SET TASK —
Reproduce the listing exactly and skip over any pictures.

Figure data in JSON
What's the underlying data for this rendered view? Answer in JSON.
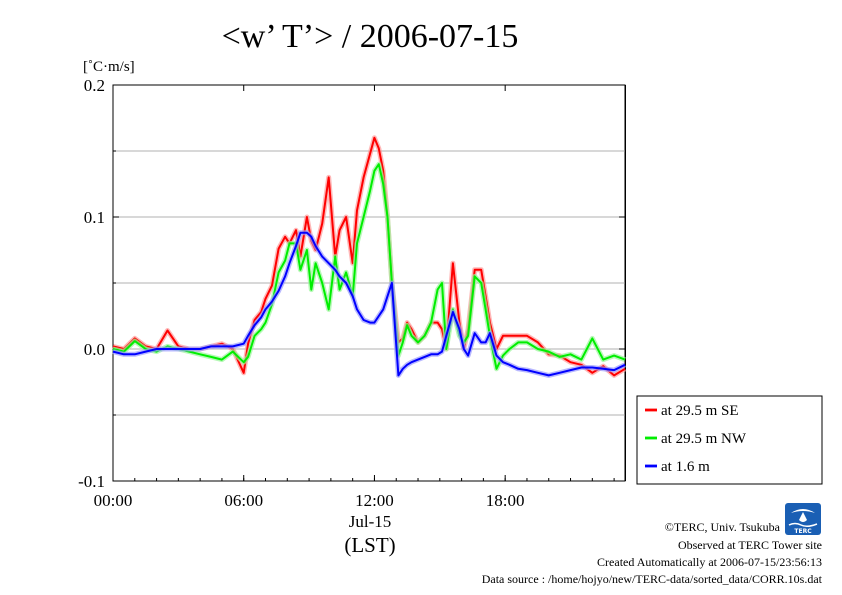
{
  "chart_data": {
    "type": "line",
    "title": "<w’ T’> / 2006-07-15",
    "ylabel": "[˚C·m/s]",
    "ylim": [
      -0.1,
      0.2
    ],
    "yticks": [
      {
        "value": 0.2,
        "label": "0.2"
      },
      {
        "value": 0.1,
        "label": "0.1"
      },
      {
        "value": 0.0,
        "label": "0.0"
      },
      {
        "value": -0.1,
        "label": "-0.1"
      }
    ],
    "xlim": [
      0,
      23.5
    ],
    "xticks": [
      {
        "value": 0,
        "label": "00:00"
      },
      {
        "value": 6,
        "label": "06:00"
      },
      {
        "value": 12,
        "label": "12:00"
      },
      {
        "value": 18,
        "label": "18:00"
      }
    ],
    "xdate": "Jul-15",
    "xlabel": "(LST)",
    "grid": "horizontal",
    "legend_position": "right",
    "series": [
      {
        "name": "at 29.5 m SE",
        "color": "#ff0000",
        "x": [
          0,
          0.5,
          1,
          1.5,
          2,
          2.5,
          3,
          3.5,
          4,
          4.5,
          5,
          5.5,
          6,
          6.2,
          6.5,
          6.8,
          7,
          7.3,
          7.6,
          7.9,
          8.1,
          8.4,
          8.6,
          8.9,
          9.1,
          9.3,
          9.6,
          9.9,
          10.2,
          10.4,
          10.7,
          11,
          11.2,
          11.5,
          11.8,
          12,
          12.2,
          12.4,
          12.6,
          12.8,
          13.1,
          13.3,
          13.5,
          13.7,
          14,
          14.3,
          14.6,
          14.9,
          15.1,
          15.3,
          15.6,
          15.9,
          16.1,
          16.3,
          16.6,
          16.9,
          17.1,
          17.3,
          17.6,
          17.9,
          18.2,
          18.6,
          19,
          19.5,
          20,
          20.5,
          21,
          21.5,
          22,
          22.5,
          23,
          23.5
        ],
        "values": [
          0.002,
          0.0,
          0.008,
          0.002,
          0.0,
          0.014,
          0.002,
          0.0,
          0.0,
          0.002,
          0.004,
          0.0,
          -0.018,
          0.004,
          0.022,
          0.028,
          0.038,
          0.048,
          0.076,
          0.085,
          0.08,
          0.09,
          0.07,
          0.1,
          0.082,
          0.075,
          0.095,
          0.13,
          0.07,
          0.09,
          0.1,
          0.065,
          0.105,
          0.13,
          0.148,
          0.16,
          0.152,
          0.135,
          0.1,
          0.05,
          0.005,
          0.008,
          0.02,
          0.015,
          0.005,
          0.01,
          0.02,
          0.02,
          0.015,
          0.0,
          0.065,
          0.02,
          0.0,
          0.015,
          0.06,
          0.06,
          0.04,
          0.02,
          0.0,
          0.01,
          0.01,
          0.01,
          0.01,
          0.005,
          -0.004,
          -0.005,
          -0.01,
          -0.012,
          -0.018,
          -0.013,
          -0.02,
          -0.015
        ]
      },
      {
        "name": "at 29.5 m NW",
        "color": "#00ee00",
        "x": [
          0,
          0.5,
          1,
          1.5,
          2,
          2.5,
          3,
          3.5,
          4,
          4.5,
          5,
          5.5,
          6,
          6.2,
          6.5,
          6.8,
          7,
          7.3,
          7.6,
          7.9,
          8.1,
          8.4,
          8.6,
          8.9,
          9.1,
          9.3,
          9.6,
          9.9,
          10.2,
          10.4,
          10.7,
          11,
          11.2,
          11.5,
          11.8,
          12,
          12.2,
          12.4,
          12.6,
          12.8,
          13.1,
          13.3,
          13.5,
          13.7,
          14,
          14.3,
          14.6,
          14.9,
          15.1,
          15.3,
          15.6,
          15.9,
          16.1,
          16.3,
          16.6,
          16.9,
          17.1,
          17.3,
          17.6,
          17.9,
          18.2,
          18.6,
          19,
          19.5,
          20,
          20.5,
          21,
          21.5,
          22,
          22.5,
          23,
          23.5
        ],
        "values": [
          0.0,
          -0.002,
          0.006,
          0.0,
          -0.002,
          0.002,
          0.0,
          -0.002,
          -0.004,
          -0.006,
          -0.008,
          -0.002,
          -0.01,
          -0.006,
          0.01,
          0.015,
          0.02,
          0.034,
          0.058,
          0.067,
          0.08,
          0.08,
          0.06,
          0.075,
          0.045,
          0.065,
          0.05,
          0.03,
          0.07,
          0.045,
          0.058,
          0.04,
          0.08,
          0.1,
          0.12,
          0.135,
          0.14,
          0.125,
          0.1,
          0.05,
          -0.005,
          0.005,
          0.018,
          0.01,
          0.005,
          0.01,
          0.02,
          0.045,
          0.05,
          0.0,
          0.03,
          0.01,
          0.005,
          0.01,
          0.055,
          0.05,
          0.03,
          0.01,
          -0.015,
          -0.005,
          0.0,
          0.005,
          0.005,
          0.0,
          -0.002,
          -0.006,
          -0.004,
          -0.008,
          0.008,
          -0.008,
          -0.005,
          -0.008
        ]
      },
      {
        "name": "at 1.6 m",
        "color": "#0000ff",
        "x": [
          0,
          0.5,
          1,
          1.5,
          2,
          2.5,
          3,
          3.5,
          4,
          4.5,
          5,
          5.5,
          6,
          6.2,
          6.5,
          6.8,
          7,
          7.3,
          7.6,
          7.9,
          8.1,
          8.4,
          8.6,
          8.9,
          9.1,
          9.3,
          9.6,
          9.9,
          10.2,
          10.4,
          10.7,
          11,
          11.2,
          11.5,
          11.8,
          12,
          12.2,
          12.4,
          12.6,
          12.8,
          13.1,
          13.3,
          13.5,
          13.7,
          14,
          14.3,
          14.6,
          14.9,
          15.1,
          15.3,
          15.6,
          15.9,
          16.1,
          16.3,
          16.6,
          16.9,
          17.1,
          17.3,
          17.6,
          17.9,
          18.2,
          18.6,
          19,
          19.5,
          20,
          20.5,
          21,
          21.5,
          22,
          22.5,
          23,
          23.5
        ],
        "values": [
          -0.002,
          -0.004,
          -0.004,
          -0.002,
          0.0,
          0.0,
          0.0,
          0.0,
          0.0,
          0.002,
          0.002,
          0.002,
          0.004,
          0.01,
          0.018,
          0.024,
          0.03,
          0.036,
          0.044,
          0.055,
          0.065,
          0.078,
          0.088,
          0.088,
          0.085,
          0.078,
          0.07,
          0.065,
          0.06,
          0.055,
          0.05,
          0.04,
          0.03,
          0.022,
          0.02,
          0.02,
          0.025,
          0.03,
          0.04,
          0.05,
          -0.02,
          -0.015,
          -0.012,
          -0.01,
          -0.008,
          -0.006,
          -0.004,
          -0.004,
          -0.002,
          0.01,
          0.028,
          0.015,
          0.0,
          -0.005,
          0.012,
          0.005,
          0.005,
          0.012,
          -0.005,
          -0.01,
          -0.012,
          -0.015,
          -0.016,
          -0.018,
          -0.02,
          -0.018,
          -0.016,
          -0.014,
          -0.014,
          -0.015,
          -0.016,
          -0.012
        ]
      }
    ]
  },
  "credits": {
    "copyright": "©TERC, Univ. Tsukuba",
    "observed": "Observed at TERC Tower site",
    "created": "Created Automatically at 2006-07-15/23:56:13",
    "source": "Data source : /home/hojyo/new/TERC-data/sorted_data/CORR.10s.dat"
  },
  "logo": {
    "text": "TERC",
    "color": "#1a5fb4"
  }
}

SOLUTION —
What's the underlying data for this rendered view? Answer in JSON.
{
  "chart_data": {
    "type": "line",
    "title": "<w’ T’> / 2006-07-15",
    "ylabel": "[˚C·m/s]",
    "ylim": [
      -0.1,
      0.2
    ],
    "yticks": [
      {
        "value": 0.2,
        "label": "0.2"
      },
      {
        "value": 0.1,
        "label": "0.1"
      },
      {
        "value": 0.0,
        "label": "0.0"
      },
      {
        "value": -0.1,
        "label": "-0.1"
      }
    ],
    "xlim": [
      0,
      23.5
    ],
    "xticks": [
      {
        "value": 0,
        "label": "00:00"
      },
      {
        "value": 6,
        "label": "06:00"
      },
      {
        "value": 12,
        "label": "12:00"
      },
      {
        "value": 18,
        "label": "18:00"
      }
    ],
    "xdate": "Jul-15",
    "xlabel": "(LST)",
    "grid": "horizontal",
    "legend_position": "right",
    "series": [
      {
        "name": "at 29.5 m SE",
        "color": "#ff0000",
        "x": [
          0,
          0.5,
          1,
          1.5,
          2,
          2.5,
          3,
          3.5,
          4,
          4.5,
          5,
          5.5,
          6,
          6.2,
          6.5,
          6.8,
          7,
          7.3,
          7.6,
          7.9,
          8.1,
          8.4,
          8.6,
          8.9,
          9.1,
          9.3,
          9.6,
          9.9,
          10.2,
          10.4,
          10.7,
          11,
          11.2,
          11.5,
          11.8,
          12,
          12.2,
          12.4,
          12.6,
          12.8,
          13.1,
          13.3,
          13.5,
          13.7,
          14,
          14.3,
          14.6,
          14.9,
          15.1,
          15.3,
          15.6,
          15.9,
          16.1,
          16.3,
          16.6,
          16.9,
          17.1,
          17.3,
          17.6,
          17.9,
          18.2,
          18.6,
          19,
          19.5,
          20,
          20.5,
          21,
          21.5,
          22,
          22.5,
          23,
          23.5
        ],
        "values": [
          0.002,
          0.0,
          0.008,
          0.002,
          0.0,
          0.014,
          0.002,
          0.0,
          0.0,
          0.002,
          0.004,
          0.0,
          -0.018,
          0.004,
          0.022,
          0.028,
          0.038,
          0.048,
          0.076,
          0.085,
          0.08,
          0.09,
          0.07,
          0.1,
          0.082,
          0.075,
          0.095,
          0.13,
          0.07,
          0.09,
          0.1,
          0.065,
          0.105,
          0.13,
          0.148,
          0.16,
          0.152,
          0.135,
          0.1,
          0.05,
          0.005,
          0.008,
          0.02,
          0.015,
          0.005,
          0.01,
          0.02,
          0.02,
          0.015,
          0.0,
          0.065,
          0.02,
          0.0,
          0.015,
          0.06,
          0.06,
          0.04,
          0.02,
          0.0,
          0.01,
          0.01,
          0.01,
          0.01,
          0.005,
          -0.004,
          -0.005,
          -0.01,
          -0.012,
          -0.018,
          -0.013,
          -0.02,
          -0.015
        ]
      },
      {
        "name": "at 29.5 m NW",
        "color": "#00ee00",
        "x": [
          0,
          0.5,
          1,
          1.5,
          2,
          2.5,
          3,
          3.5,
          4,
          4.5,
          5,
          5.5,
          6,
          6.2,
          6.5,
          6.8,
          7,
          7.3,
          7.6,
          7.9,
          8.1,
          8.4,
          8.6,
          8.9,
          9.1,
          9.3,
          9.6,
          9.9,
          10.2,
          10.4,
          10.7,
          11,
          11.2,
          11.5,
          11.8,
          12,
          12.2,
          12.4,
          12.6,
          12.8,
          13.1,
          13.3,
          13.5,
          13.7,
          14,
          14.3,
          14.6,
          14.9,
          15.1,
          15.3,
          15.6,
          15.9,
          16.1,
          16.3,
          16.6,
          16.9,
          17.1,
          17.3,
          17.6,
          17.9,
          18.2,
          18.6,
          19,
          19.5,
          20,
          20.5,
          21,
          21.5,
          22,
          22.5,
          23,
          23.5
        ],
        "values": [
          0.0,
          -0.002,
          0.006,
          0.0,
          -0.002,
          0.002,
          0.0,
          -0.002,
          -0.004,
          -0.006,
          -0.008,
          -0.002,
          -0.01,
          -0.006,
          0.01,
          0.015,
          0.02,
          0.034,
          0.058,
          0.067,
          0.08,
          0.08,
          0.06,
          0.075,
          0.045,
          0.065,
          0.05,
          0.03,
          0.07,
          0.045,
          0.058,
          0.04,
          0.08,
          0.1,
          0.12,
          0.135,
          0.14,
          0.125,
          0.1,
          0.05,
          -0.005,
          0.005,
          0.018,
          0.01,
          0.005,
          0.01,
          0.02,
          0.045,
          0.05,
          0.0,
          0.03,
          0.01,
          0.005,
          0.01,
          0.055,
          0.05,
          0.03,
          0.01,
          -0.015,
          -0.005,
          0.0,
          0.005,
          0.005,
          0.0,
          -0.002,
          -0.006,
          -0.004,
          -0.008,
          0.008,
          -0.008,
          -0.005,
          -0.008
        ]
      },
      {
        "name": "at 1.6 m",
        "color": "#0000ff",
        "x": [
          0,
          0.5,
          1,
          1.5,
          2,
          2.5,
          3,
          3.5,
          4,
          4.5,
          5,
          5.5,
          6,
          6.2,
          6.5,
          6.8,
          7,
          7.3,
          7.6,
          7.9,
          8.1,
          8.4,
          8.6,
          8.9,
          9.1,
          9.3,
          9.6,
          9.9,
          10.2,
          10.4,
          10.7,
          11,
          11.2,
          11.5,
          11.8,
          12,
          12.2,
          12.4,
          12.6,
          12.8,
          13.1,
          13.3,
          13.5,
          13.7,
          14,
          14.3,
          14.6,
          14.9,
          15.1,
          15.3,
          15.6,
          15.9,
          16.1,
          16.3,
          16.6,
          16.9,
          17.1,
          17.3,
          17.6,
          17.9,
          18.2,
          18.6,
          19,
          19.5,
          20,
          20.5,
          21,
          21.5,
          22,
          22.5,
          23,
          23.5
        ],
        "values": [
          -0.002,
          -0.004,
          -0.004,
          -0.002,
          0.0,
          0.0,
          0.0,
          0.0,
          0.0,
          0.002,
          0.002,
          0.002,
          0.004,
          0.01,
          0.018,
          0.024,
          0.03,
          0.036,
          0.044,
          0.055,
          0.065,
          0.078,
          0.088,
          0.088,
          0.085,
          0.078,
          0.07,
          0.065,
          0.06,
          0.055,
          0.05,
          0.04,
          0.03,
          0.022,
          0.02,
          0.02,
          0.025,
          0.03,
          0.04,
          0.05,
          -0.02,
          -0.015,
          -0.012,
          -0.01,
          -0.008,
          -0.006,
          -0.004,
          -0.004,
          -0.002,
          0.01,
          0.028,
          0.015,
          0.0,
          -0.005,
          0.012,
          0.005,
          0.005,
          0.012,
          -0.005,
          -0.01,
          -0.012,
          -0.015,
          -0.016,
          -0.018,
          -0.02,
          -0.018,
          -0.016,
          -0.014,
          -0.014,
          -0.015,
          -0.016,
          -0.012
        ]
      }
    ]
  },
  "credits": {
    "copyright": "©TERC, Univ. Tsukuba",
    "observed": "Observed at TERC Tower site",
    "created": "Created Automatically at 2006-07-15/23:56:13",
    "source": "Data source : /home/hojyo/new/TERC-data/sorted_data/CORR.10s.dat"
  },
  "logo": {
    "text": "TERC",
    "color": "#1a5fb4"
  }
}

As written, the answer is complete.